Every entry must be echoed exactly.

══ DATA ROWS

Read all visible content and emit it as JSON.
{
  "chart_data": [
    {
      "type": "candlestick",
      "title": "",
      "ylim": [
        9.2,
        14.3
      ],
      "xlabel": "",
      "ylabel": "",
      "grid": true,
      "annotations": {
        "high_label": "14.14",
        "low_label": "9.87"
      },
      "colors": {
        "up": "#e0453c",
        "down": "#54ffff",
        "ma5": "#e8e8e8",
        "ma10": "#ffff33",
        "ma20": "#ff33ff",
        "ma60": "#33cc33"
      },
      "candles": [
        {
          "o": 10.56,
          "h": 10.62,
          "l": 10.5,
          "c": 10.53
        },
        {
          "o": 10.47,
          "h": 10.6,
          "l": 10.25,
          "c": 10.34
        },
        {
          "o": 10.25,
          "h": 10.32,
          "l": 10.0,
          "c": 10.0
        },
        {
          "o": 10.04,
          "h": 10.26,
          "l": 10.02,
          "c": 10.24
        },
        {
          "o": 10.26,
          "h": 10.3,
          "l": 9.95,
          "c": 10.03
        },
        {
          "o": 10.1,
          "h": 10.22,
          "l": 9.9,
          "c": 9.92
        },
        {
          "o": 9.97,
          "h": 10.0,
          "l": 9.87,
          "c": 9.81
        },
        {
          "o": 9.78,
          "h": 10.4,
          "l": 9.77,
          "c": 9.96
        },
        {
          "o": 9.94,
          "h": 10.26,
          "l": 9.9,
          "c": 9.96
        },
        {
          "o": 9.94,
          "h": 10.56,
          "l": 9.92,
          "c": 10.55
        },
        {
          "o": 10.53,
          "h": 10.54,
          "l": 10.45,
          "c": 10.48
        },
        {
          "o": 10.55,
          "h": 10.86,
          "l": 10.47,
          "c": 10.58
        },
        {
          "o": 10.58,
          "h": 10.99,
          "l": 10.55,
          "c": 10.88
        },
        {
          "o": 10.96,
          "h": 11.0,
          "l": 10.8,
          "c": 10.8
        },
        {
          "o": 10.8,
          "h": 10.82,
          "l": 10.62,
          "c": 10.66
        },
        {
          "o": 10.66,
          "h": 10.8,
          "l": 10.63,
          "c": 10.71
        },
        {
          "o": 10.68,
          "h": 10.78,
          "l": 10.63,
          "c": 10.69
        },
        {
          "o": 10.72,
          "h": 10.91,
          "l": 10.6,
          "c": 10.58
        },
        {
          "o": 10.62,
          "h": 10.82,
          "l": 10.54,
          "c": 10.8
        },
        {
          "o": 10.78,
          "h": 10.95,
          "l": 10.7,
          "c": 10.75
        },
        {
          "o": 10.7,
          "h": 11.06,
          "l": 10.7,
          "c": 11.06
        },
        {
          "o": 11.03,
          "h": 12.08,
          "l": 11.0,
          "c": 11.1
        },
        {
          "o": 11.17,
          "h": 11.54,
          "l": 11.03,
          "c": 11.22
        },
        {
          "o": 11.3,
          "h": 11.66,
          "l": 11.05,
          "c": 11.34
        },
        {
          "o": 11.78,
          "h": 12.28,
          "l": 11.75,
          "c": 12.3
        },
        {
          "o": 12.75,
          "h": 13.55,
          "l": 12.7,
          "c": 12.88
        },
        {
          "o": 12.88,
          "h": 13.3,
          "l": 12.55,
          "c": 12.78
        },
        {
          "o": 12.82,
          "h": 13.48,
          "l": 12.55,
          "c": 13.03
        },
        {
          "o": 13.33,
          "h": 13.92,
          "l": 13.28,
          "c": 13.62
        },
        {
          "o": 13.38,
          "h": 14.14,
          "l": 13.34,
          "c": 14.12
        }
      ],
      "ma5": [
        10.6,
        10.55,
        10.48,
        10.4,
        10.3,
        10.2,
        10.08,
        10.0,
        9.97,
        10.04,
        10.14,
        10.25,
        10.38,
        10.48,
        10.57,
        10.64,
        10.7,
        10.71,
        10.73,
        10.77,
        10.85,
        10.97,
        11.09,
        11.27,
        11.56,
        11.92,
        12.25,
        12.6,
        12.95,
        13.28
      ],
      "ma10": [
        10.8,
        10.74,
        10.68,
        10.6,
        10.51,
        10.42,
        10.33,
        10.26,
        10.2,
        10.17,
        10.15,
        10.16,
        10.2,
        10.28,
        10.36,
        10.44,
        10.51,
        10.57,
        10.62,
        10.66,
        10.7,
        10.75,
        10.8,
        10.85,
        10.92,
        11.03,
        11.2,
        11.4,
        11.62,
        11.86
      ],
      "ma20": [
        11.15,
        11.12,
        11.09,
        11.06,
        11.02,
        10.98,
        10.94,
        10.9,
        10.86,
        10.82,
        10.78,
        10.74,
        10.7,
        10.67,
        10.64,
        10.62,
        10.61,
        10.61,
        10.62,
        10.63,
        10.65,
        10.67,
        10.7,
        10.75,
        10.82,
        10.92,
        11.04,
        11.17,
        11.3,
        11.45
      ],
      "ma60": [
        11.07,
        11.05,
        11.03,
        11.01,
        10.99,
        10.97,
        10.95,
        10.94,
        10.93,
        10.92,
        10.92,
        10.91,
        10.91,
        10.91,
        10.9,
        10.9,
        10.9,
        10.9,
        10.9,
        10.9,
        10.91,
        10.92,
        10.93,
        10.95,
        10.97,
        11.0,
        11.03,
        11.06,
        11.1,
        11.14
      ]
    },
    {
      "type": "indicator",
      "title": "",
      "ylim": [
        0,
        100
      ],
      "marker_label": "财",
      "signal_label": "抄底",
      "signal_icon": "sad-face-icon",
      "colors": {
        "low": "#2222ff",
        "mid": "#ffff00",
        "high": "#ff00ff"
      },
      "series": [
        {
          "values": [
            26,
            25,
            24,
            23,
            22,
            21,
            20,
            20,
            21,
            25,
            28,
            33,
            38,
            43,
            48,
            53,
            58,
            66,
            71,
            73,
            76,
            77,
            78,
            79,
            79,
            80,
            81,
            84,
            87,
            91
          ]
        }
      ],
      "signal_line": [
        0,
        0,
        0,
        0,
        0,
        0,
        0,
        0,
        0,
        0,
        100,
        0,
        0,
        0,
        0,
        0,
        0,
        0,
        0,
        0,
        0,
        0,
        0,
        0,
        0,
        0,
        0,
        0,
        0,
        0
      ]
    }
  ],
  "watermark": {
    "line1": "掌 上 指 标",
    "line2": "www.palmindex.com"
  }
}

════

• ANSWER FOR THIS EXERCISE
Read all visible content and emit it as JSON.
{
  "chart_data": [
    {
      "type": "candlestick",
      "title": "",
      "ylim": [
        9.2,
        14.3
      ],
      "xlabel": "",
      "ylabel": "",
      "grid": true,
      "annotations": {
        "high_label": "14.14",
        "low_label": "9.87"
      },
      "colors": {
        "up": "#e0453c",
        "down": "#54ffff",
        "ma5": "#e8e8e8",
        "ma10": "#ffff33",
        "ma20": "#ff33ff",
        "ma60": "#33cc33"
      },
      "candles": [
        {
          "o": 10.56,
          "h": 10.62,
          "l": 10.5,
          "c": 10.53
        },
        {
          "o": 10.47,
          "h": 10.6,
          "l": 10.25,
          "c": 10.34
        },
        {
          "o": 10.25,
          "h": 10.32,
          "l": 10.0,
          "c": 10.0
        },
        {
          "o": 10.04,
          "h": 10.26,
          "l": 10.02,
          "c": 10.24
        },
        {
          "o": 10.26,
          "h": 10.3,
          "l": 9.95,
          "c": 10.03
        },
        {
          "o": 10.1,
          "h": 10.22,
          "l": 9.9,
          "c": 9.92
        },
        {
          "o": 9.97,
          "h": 10.0,
          "l": 9.87,
          "c": 9.81
        },
        {
          "o": 9.78,
          "h": 10.4,
          "l": 9.77,
          "c": 9.96
        },
        {
          "o": 9.94,
          "h": 10.26,
          "l": 9.9,
          "c": 9.96
        },
        {
          "o": 9.94,
          "h": 10.56,
          "l": 9.92,
          "c": 10.55
        },
        {
          "o": 10.53,
          "h": 10.54,
          "l": 10.45,
          "c": 10.48
        },
        {
          "o": 10.55,
          "h": 10.86,
          "l": 10.47,
          "c": 10.58
        },
        {
          "o": 10.58,
          "h": 10.99,
          "l": 10.55,
          "c": 10.88
        },
        {
          "o": 10.96,
          "h": 11.0,
          "l": 10.8,
          "c": 10.8
        },
        {
          "o": 10.8,
          "h": 10.82,
          "l": 10.62,
          "c": 10.66
        },
        {
          "o": 10.66,
          "h": 10.8,
          "l": 10.63,
          "c": 10.71
        },
        {
          "o": 10.68,
          "h": 10.78,
          "l": 10.63,
          "c": 10.69
        },
        {
          "o": 10.72,
          "h": 10.91,
          "l": 10.6,
          "c": 10.58
        },
        {
          "o": 10.62,
          "h": 10.82,
          "l": 10.54,
          "c": 10.8
        },
        {
          "o": 10.78,
          "h": 10.95,
          "l": 10.7,
          "c": 10.75
        },
        {
          "o": 10.7,
          "h": 11.06,
          "l": 10.7,
          "c": 11.06
        },
        {
          "o": 11.03,
          "h": 12.08,
          "l": 11.0,
          "c": 11.1
        },
        {
          "o": 11.17,
          "h": 11.54,
          "l": 11.03,
          "c": 11.22
        },
        {
          "o": 11.3,
          "h": 11.66,
          "l": 11.05,
          "c": 11.34
        },
        {
          "o": 11.78,
          "h": 12.28,
          "l": 11.75,
          "c": 12.3
        },
        {
          "o": 12.75,
          "h": 13.55,
          "l": 12.7,
          "c": 12.88
        },
        {
          "o": 12.88,
          "h": 13.3,
          "l": 12.55,
          "c": 12.78
        },
        {
          "o": 12.82,
          "h": 13.48,
          "l": 12.55,
          "c": 13.03
        },
        {
          "o": 13.33,
          "h": 13.92,
          "l": 13.28,
          "c": 13.62
        },
        {
          "o": 13.38,
          "h": 14.14,
          "l": 13.34,
          "c": 14.12
        }
      ],
      "ma5": [
        10.6,
        10.55,
        10.48,
        10.4,
        10.3,
        10.2,
        10.08,
        10.0,
        9.97,
        10.04,
        10.14,
        10.25,
        10.38,
        10.48,
        10.57,
        10.64,
        10.7,
        10.71,
        10.73,
        10.77,
        10.85,
        10.97,
        11.09,
        11.27,
        11.56,
        11.92,
        12.25,
        12.6,
        12.95,
        13.28
      ],
      "ma10": [
        10.8,
        10.74,
        10.68,
        10.6,
        10.51,
        10.42,
        10.33,
        10.26,
        10.2,
        10.17,
        10.15,
        10.16,
        10.2,
        10.28,
        10.36,
        10.44,
        10.51,
        10.57,
        10.62,
        10.66,
        10.7,
        10.75,
        10.8,
        10.85,
        10.92,
        11.03,
        11.2,
        11.4,
        11.62,
        11.86
      ],
      "ma20": [
        11.15,
        11.12,
        11.09,
        11.06,
        11.02,
        10.98,
        10.94,
        10.9,
        10.86,
        10.82,
        10.78,
        10.74,
        10.7,
        10.67,
        10.64,
        10.62,
        10.61,
        10.61,
        10.62,
        10.63,
        10.65,
        10.67,
        10.7,
        10.75,
        10.82,
        10.92,
        11.04,
        11.17,
        11.3,
        11.45
      ],
      "ma60": [
        11.07,
        11.05,
        11.03,
        11.01,
        10.99,
        10.97,
        10.95,
        10.94,
        10.93,
        10.92,
        10.92,
        10.91,
        10.91,
        10.91,
        10.9,
        10.9,
        10.9,
        10.9,
        10.9,
        10.9,
        10.91,
        10.92,
        10.93,
        10.95,
        10.97,
        11.0,
        11.03,
        11.06,
        11.1,
        11.14
      ]
    },
    {
      "type": "indicator",
      "title": "",
      "ylim": [
        0,
        100
      ],
      "marker_label": "财",
      "signal_label": "抄底",
      "signal_icon": "sad-face-icon",
      "colors": {
        "low": "#2222ff",
        "mid": "#ffff00",
        "high": "#ff00ff"
      },
      "series": [
        {
          "values": [
            26,
            25,
            24,
            23,
            22,
            21,
            20,
            20,
            21,
            25,
            28,
            33,
            38,
            43,
            48,
            53,
            58,
            66,
            71,
            73,
            76,
            77,
            78,
            79,
            79,
            80,
            81,
            84,
            87,
            91
          ]
        }
      ],
      "signal_line": [
        0,
        0,
        0,
        0,
        0,
        0,
        0,
        0,
        0,
        0,
        100,
        0,
        0,
        0,
        0,
        0,
        0,
        0,
        0,
        0,
        0,
        0,
        0,
        0,
        0,
        0,
        0,
        0,
        0,
        0
      ]
    }
  ],
  "watermark": {
    "line1": "掌 上 指 标",
    "line2": "www.palmindex.com"
  }
}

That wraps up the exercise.